━━━━━ Data to process ━━━━━

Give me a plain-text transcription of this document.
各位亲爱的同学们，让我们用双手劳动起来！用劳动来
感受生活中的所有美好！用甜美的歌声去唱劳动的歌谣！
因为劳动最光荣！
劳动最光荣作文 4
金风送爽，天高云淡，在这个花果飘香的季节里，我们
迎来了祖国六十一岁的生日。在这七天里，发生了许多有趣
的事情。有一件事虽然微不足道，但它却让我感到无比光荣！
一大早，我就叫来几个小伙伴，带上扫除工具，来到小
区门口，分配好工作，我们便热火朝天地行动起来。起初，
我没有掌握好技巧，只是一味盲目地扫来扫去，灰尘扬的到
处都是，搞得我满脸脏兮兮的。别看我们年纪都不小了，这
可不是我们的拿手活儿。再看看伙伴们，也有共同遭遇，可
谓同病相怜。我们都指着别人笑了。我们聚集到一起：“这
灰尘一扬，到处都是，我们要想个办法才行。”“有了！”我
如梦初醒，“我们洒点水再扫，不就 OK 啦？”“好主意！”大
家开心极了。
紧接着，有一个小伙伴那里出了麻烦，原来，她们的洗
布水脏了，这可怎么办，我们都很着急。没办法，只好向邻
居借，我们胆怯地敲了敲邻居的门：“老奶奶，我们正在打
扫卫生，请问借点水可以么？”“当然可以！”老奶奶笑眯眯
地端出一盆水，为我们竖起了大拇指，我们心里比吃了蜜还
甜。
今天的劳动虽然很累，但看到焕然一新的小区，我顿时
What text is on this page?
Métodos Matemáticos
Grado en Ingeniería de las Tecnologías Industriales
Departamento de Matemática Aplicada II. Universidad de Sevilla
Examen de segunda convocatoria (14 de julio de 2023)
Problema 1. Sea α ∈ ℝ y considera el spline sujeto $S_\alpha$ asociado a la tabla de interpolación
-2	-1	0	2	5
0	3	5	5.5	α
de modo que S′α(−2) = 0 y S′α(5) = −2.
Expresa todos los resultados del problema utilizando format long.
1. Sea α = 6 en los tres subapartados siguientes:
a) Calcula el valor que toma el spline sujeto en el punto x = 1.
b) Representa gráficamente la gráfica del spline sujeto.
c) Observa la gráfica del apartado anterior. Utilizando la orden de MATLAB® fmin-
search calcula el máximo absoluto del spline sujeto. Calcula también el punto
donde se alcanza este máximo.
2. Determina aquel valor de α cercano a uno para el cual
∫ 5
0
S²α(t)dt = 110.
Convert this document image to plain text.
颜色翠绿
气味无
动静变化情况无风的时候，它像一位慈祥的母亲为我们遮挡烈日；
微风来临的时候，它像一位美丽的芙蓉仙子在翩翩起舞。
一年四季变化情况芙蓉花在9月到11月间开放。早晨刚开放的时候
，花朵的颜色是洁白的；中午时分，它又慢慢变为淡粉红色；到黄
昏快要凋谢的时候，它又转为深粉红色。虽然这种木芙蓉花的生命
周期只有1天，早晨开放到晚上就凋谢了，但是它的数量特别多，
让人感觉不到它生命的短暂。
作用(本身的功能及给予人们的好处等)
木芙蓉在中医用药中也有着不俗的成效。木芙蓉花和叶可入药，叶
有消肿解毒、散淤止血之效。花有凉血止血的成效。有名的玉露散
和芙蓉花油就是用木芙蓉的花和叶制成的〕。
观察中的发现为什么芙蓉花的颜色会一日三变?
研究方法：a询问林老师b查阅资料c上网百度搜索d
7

━━━━━

▶ [Required task]: Reproduce each line of the material above precisely.

▶ [Correct output]:
Give me a plain-text transcription of this document.
各位亲爱的同学们，让我们用双手劳动起来！用劳动来
感受生活中的所有美好！用甜美的歌声去唱劳动的歌谣！
因为劳动最光荣！
劳动最光荣作文 4
金风送爽，天高云淡，在这个花果飘香的季节里，我们
迎来了祖国六十一岁的生日。在这七天里，发生了许多有趣
的事情。有一件事虽然微不足道，但它却让我感到无比光荣！
一大早，我就叫来几个小伙伴，带上扫除工具，来到小
区门口，分配好工作，我们便热火朝天地行动起来。起初，
我没有掌握好技巧，只是一味盲目地扫来扫去，灰尘扬的到
处都是，搞得我满脸脏兮兮的。别看我们年纪都不小了，这
可不是我们的拿手活儿。再看看伙伴们，也有共同遭遇，可
谓同病相怜。我们都指着别人笑了。我们聚集到一起：“这
灰尘一扬，到处都是，我们要想个办法才行。”“有了！”我
如梦初醒，“我们洒点水再扫，不就 OK 啦？”“好主意！”大
家开心极了。
紧接着，有一个小伙伴那里出了麻烦，原来，她们的洗
布水脏了，这可怎么办，我们都很着急。没办法，只好向邻
居借，我们胆怯地敲了敲邻居的门：“老奶奶，我们正在打
扫卫生，请问借点水可以么？”“当然可以！”老奶奶笑眯眯
地端出一盆水，为我们竖起了大拇指，我们心里比吃了蜜还
甜。
今天的劳动虽然很累，但看到焕然一新的小区，我顿时
What text is on this page?
Métodos Matemáticos
Grado en Ingeniería de las Tecnologías Industriales
Departamento de Matemática Aplicada II. Universidad de Sevilla
Examen de segunda convocatoria (14 de julio de 2023)
Problema 1. Sea α ∈ ℝ y considera el spline sujeto $S_\alpha$ asociado a la tabla de interpolación
-2	-1	0	2	5
0	3	5	5.5	α
de modo que S′α(−2) = 0 y S′α(5) = −2.
Expresa todos los resultados del problema utilizando format long.
1. Sea α = 6 en los tres subapartados siguientes:
a) Calcula el valor que toma el spline sujeto en el punto x = 1.
b) Representa gráficamente la gráfica del spline sujeto.
c) Observa la gráfica del apartado anterior. Utilizando la orden de MATLAB® fmin-
search calcula el máximo absoluto del spline sujeto. Calcula también el punto
donde se alcanza este máximo.
2. Determina aquel valor de α cercano a uno para el cual
∫ 5
0
S²α(t)dt = 110.
Convert this document image to plain text.
颜色翠绿
气味无
动静变化情况无风的时候，它像一位慈祥的母亲为我们遮挡烈日；
微风来临的时候，它像一位美丽的芙蓉仙子在翩翩起舞。
一年四季变化情况芙蓉花在9月到11月间开放。早晨刚开放的时候
，花朵的颜色是洁白的；中午时分，它又慢慢变为淡粉红色；到黄
昏快要凋谢的时候，它又转为深粉红色。虽然这种木芙蓉花的生命
周期只有1天，早晨开放到晚上就凋谢了，但是它的数量特别多，
让人感觉不到它生命的短暂。
作用(本身的功能及给予人们的好处等)
木芙蓉在中医用药中也有着不俗的成效。木芙蓉花和叶可入药，叶
有消肿解毒、散淤止血之效。花有凉血止血的成效。有名的玉露散
和芙蓉花油就是用木芙蓉的花和叶制成的〕。
观察中的发现为什么芙蓉花的颜色会一日三变?
研究方法：a询问林老师b查阅资料c上网百度搜索d
7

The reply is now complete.